→ **Brano del documento**:
☆ ☆ ☆ ☆

La decadenza della sanità pubblica spinge sempre più italiani a curarsi in strutture private. Secondo una ricerca inedita di Kpmg, che rielabora dati Ania, nel giro di quattro anni la spesa privata in salute aumenterà di oltre il 50%. Uno scenario negativo per i cittadini, sempre meno tutelati dallo Stato sociale, ma più che fecondo per le compagnie assicurative, che già da tempo si stanno buttando a capofitto in questo mercato ricchissimo.
Nel 2017 il business delle polizze sanitarie aveva già sfondato quota 6 miliardi di euro, cifra destinata a impennarsi vertiginosamente nei prossimi anni. Dall’analisi di Kpmg, anticipata oggi su Repubblica, emerge che nel 2017 la spesa dello Stato in sanità ammontava a 117 miliardi di euro, mentre quella privata era di 40 miliardi. Nel 2023, però, la spesa pubblica rimarrà sostanzialmente stabile, mentre quella privata schizzerà a 65 miliardi. A quel punto, ipotizzando che la penetrazione delle polizze assicurative rimanga stabile al 15%, gli introiti delle compagnie arriveranno a sfiorare i 10 miliardi.
Ad oggi, fra le assicurazioni italiane, la più attiva in campo sanitario è Unipol, con 585 milioni di premi pagati nel 2017 (nel dettaglio, 228 fanno riferimento a UnipolSai e 357 a UniSalute, controllata nata nel 1995 e decollata negli ultimi anni). Seguono Generali con 476 milioni e Rbm (un vero e proprio caso imprenditoriale, considerando che si tratta di una compagnia nata appena otto anni fa) con 430. Subito fuori dal podio, ma molto staccata, c’è Allianz (217 milioni), che a sua volta precede di molto Reale Mutua, in quinta posizione con 122 milioni. Chiudono la top-10 Intesa Sanpaolo Assicura (88 milioni), Axa Assicurazioni (77 milioni), Cattolica (66 milioni), Europ Assistance (62 milioni) e CreditRas (42 milioni).
A testimonianza del peso sempre crescente di questo settore per le compagnie assicurative, il colosso francese Axa sta progettando di creare a livello mondiale un chief medical officer per far fronte alle nuove sfide.

☆ ☆ ☆ ☆

→ **Voci fornite**:
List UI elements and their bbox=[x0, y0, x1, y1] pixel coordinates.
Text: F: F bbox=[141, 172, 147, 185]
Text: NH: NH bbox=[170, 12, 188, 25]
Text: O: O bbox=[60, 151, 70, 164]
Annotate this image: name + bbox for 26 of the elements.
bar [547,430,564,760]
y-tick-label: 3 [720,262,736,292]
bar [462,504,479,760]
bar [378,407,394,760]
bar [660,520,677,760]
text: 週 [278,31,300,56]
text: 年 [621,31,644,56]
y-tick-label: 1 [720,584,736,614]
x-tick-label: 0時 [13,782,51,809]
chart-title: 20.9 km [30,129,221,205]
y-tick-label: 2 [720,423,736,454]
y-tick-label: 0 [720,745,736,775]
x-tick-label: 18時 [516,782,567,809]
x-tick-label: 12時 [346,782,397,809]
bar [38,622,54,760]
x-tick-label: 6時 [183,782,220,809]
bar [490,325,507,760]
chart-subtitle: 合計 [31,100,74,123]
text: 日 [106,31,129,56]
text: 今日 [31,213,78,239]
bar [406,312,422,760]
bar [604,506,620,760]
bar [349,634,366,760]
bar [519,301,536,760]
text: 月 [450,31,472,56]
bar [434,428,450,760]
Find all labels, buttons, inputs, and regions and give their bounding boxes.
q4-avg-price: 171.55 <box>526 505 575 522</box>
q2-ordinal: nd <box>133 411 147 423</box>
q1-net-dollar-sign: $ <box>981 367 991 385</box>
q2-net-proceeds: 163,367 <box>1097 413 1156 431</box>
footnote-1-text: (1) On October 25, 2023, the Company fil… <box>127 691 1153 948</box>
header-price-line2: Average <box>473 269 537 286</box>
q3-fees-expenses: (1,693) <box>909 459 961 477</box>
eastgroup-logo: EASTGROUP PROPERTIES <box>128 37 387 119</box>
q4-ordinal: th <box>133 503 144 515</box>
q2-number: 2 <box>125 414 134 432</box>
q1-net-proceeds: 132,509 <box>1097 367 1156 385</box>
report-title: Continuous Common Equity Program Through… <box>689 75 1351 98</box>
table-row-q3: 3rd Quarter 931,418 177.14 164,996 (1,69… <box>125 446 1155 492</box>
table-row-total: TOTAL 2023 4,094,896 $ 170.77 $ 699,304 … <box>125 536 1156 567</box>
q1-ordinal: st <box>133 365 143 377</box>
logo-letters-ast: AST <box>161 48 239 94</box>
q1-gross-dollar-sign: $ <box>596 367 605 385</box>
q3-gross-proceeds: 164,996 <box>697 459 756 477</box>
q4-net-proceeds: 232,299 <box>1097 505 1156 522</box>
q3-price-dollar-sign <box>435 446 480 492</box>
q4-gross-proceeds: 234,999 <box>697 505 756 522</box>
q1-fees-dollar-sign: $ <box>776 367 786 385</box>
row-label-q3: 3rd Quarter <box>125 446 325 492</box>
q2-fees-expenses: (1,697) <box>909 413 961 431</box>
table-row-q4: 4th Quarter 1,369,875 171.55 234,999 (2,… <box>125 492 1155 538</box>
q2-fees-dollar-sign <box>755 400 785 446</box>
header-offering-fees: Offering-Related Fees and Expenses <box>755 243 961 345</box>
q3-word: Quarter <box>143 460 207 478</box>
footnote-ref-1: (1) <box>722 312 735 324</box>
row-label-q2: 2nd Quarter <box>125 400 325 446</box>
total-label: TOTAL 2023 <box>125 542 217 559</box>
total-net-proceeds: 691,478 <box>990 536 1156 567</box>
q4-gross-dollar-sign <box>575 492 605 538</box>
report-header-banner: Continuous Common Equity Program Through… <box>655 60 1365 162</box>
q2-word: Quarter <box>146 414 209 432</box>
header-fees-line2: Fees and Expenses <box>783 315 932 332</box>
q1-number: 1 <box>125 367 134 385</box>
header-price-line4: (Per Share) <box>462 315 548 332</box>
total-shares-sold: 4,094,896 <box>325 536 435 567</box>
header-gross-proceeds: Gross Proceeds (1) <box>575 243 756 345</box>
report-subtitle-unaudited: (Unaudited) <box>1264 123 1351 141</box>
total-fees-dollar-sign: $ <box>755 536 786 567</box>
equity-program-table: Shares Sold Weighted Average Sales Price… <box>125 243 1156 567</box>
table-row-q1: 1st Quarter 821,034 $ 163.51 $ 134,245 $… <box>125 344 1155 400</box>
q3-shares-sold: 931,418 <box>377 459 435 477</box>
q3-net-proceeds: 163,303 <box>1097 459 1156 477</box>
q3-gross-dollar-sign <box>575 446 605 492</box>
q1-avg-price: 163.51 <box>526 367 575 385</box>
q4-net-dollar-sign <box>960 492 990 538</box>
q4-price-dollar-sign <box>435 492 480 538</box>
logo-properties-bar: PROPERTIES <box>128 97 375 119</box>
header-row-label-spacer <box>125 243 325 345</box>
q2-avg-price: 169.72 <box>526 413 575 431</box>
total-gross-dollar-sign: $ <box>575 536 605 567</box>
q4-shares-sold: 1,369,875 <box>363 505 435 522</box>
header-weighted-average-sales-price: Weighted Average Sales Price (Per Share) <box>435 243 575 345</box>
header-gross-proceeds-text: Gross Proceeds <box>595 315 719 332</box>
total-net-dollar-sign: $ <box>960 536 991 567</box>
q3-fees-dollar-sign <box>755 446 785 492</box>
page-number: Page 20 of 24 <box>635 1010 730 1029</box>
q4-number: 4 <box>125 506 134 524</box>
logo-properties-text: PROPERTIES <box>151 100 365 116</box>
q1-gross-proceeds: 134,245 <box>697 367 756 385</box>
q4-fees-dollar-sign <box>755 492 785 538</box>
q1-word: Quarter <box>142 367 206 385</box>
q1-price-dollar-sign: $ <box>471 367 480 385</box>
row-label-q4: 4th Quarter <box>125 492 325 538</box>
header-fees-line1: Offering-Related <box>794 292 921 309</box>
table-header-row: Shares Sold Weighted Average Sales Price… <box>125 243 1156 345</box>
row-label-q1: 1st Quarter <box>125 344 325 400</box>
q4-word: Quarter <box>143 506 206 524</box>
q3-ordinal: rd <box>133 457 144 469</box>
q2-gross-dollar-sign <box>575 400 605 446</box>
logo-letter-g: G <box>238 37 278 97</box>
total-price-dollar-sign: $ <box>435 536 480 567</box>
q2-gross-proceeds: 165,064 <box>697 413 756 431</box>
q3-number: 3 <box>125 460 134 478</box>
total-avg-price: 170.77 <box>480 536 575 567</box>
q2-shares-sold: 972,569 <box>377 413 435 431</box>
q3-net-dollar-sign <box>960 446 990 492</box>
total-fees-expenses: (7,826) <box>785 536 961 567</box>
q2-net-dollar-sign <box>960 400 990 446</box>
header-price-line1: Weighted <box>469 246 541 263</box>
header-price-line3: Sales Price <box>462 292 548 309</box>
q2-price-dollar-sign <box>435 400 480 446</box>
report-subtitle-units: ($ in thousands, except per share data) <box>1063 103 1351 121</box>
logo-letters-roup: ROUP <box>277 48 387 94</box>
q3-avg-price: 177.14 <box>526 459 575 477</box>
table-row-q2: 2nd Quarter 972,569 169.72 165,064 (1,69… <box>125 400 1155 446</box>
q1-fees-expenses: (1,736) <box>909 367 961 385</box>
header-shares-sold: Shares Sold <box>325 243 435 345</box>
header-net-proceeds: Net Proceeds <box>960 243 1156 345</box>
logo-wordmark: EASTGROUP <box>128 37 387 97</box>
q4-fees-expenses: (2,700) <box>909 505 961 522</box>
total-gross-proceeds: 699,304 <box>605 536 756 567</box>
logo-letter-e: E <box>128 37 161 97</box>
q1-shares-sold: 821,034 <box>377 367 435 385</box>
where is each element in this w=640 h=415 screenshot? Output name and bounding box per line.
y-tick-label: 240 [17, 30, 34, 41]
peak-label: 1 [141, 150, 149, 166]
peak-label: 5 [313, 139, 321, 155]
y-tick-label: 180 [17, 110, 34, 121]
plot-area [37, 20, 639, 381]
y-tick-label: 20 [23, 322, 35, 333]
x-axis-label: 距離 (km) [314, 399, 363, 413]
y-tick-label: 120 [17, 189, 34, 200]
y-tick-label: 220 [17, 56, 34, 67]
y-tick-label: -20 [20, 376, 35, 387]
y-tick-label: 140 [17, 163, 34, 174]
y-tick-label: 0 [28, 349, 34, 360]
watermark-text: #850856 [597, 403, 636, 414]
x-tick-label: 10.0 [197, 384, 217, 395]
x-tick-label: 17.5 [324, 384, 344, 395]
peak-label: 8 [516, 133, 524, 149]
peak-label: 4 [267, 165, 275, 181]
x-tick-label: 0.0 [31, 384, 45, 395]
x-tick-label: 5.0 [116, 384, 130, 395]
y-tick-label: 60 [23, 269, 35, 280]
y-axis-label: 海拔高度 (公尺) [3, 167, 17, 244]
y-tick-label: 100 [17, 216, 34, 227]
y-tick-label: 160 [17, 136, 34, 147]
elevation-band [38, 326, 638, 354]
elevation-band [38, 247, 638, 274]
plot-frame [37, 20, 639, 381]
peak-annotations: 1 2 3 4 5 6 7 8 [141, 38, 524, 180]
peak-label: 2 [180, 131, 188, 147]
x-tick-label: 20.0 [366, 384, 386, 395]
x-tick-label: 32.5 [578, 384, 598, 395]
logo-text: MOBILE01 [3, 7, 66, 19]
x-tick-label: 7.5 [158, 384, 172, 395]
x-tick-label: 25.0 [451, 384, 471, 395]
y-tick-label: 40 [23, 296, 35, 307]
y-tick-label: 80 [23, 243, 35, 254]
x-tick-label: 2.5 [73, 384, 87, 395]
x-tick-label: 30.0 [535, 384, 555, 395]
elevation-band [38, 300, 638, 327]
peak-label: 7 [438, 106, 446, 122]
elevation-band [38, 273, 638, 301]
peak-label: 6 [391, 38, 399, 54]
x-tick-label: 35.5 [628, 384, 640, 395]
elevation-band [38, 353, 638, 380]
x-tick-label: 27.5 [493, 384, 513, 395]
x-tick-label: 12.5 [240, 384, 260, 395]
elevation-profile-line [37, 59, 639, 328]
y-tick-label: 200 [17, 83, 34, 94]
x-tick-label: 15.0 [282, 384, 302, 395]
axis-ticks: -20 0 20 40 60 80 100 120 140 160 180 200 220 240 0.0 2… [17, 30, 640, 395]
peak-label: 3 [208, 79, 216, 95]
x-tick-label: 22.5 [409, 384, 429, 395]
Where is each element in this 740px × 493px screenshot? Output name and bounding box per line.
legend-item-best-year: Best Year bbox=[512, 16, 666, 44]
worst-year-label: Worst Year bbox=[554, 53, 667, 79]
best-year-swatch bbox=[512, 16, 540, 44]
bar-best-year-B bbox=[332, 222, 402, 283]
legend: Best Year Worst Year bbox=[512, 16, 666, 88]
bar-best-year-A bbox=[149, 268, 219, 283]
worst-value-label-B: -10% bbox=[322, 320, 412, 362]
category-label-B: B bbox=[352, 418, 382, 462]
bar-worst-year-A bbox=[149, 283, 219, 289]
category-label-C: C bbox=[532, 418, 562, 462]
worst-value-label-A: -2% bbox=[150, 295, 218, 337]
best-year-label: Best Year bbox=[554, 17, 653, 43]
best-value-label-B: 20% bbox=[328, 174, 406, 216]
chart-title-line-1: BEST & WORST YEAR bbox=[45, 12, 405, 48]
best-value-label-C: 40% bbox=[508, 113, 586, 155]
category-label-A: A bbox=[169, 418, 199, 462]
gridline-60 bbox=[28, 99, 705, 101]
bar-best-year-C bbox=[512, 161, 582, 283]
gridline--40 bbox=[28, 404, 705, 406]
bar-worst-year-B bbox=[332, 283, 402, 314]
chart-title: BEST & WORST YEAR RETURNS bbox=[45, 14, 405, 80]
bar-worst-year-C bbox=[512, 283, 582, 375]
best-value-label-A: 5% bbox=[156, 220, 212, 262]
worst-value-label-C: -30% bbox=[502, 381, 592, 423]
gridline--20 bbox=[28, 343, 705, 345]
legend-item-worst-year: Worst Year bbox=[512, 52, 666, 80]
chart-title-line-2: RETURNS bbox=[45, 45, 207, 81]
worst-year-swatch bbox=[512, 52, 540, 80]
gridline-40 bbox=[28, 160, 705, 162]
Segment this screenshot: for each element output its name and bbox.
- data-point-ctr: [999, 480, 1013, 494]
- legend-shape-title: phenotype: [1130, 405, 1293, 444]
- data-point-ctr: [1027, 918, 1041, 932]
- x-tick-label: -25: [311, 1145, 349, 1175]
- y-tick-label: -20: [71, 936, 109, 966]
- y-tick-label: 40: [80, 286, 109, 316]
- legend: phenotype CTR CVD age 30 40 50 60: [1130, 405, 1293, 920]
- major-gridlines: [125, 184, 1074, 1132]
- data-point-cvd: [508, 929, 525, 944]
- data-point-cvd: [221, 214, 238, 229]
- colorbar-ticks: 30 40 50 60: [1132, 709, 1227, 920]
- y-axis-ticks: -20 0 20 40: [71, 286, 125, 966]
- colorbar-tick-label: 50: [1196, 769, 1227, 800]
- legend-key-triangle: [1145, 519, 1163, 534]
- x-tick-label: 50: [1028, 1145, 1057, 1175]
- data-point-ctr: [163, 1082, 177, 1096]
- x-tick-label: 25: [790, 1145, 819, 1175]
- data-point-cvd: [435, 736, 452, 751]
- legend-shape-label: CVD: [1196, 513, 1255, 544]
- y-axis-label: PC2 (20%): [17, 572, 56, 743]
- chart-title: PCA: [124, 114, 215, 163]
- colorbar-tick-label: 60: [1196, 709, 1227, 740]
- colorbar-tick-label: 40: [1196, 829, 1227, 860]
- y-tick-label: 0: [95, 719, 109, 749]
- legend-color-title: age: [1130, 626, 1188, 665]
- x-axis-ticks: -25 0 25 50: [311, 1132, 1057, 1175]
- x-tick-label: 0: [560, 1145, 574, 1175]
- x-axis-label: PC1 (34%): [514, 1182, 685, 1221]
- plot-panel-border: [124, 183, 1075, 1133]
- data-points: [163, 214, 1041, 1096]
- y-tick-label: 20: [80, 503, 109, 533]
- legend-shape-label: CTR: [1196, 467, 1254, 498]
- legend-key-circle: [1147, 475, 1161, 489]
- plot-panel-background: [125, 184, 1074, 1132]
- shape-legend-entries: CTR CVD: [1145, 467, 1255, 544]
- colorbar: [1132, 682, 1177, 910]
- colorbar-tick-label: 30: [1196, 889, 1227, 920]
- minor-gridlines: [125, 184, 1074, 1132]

☆ ☆ ☆ ☆

→ **Esercizi da svolgere**:
1. Nel brano sulle polizze sanitarie, a quanto ammontava la spesa privata in sanità nel 2017?
2. Aggiorna il brano sulle polizze sanitarie riscrivendo tutto il tratto che va da "A testimonianza del" fino a "alle nuove sfide.", con "direttore sanitario" al posto di "chief medical officer", per favore.

→ **Risultati per esercizio**:
1. A 40 miliardi di euro.

2.
A testimonianza del peso sempre crescente di questo settore per le compagnie assicurative, il colosso francese Axa sta progettando di creare a livello mondiale un direttore sanitario per far fronte alle nuove sfide.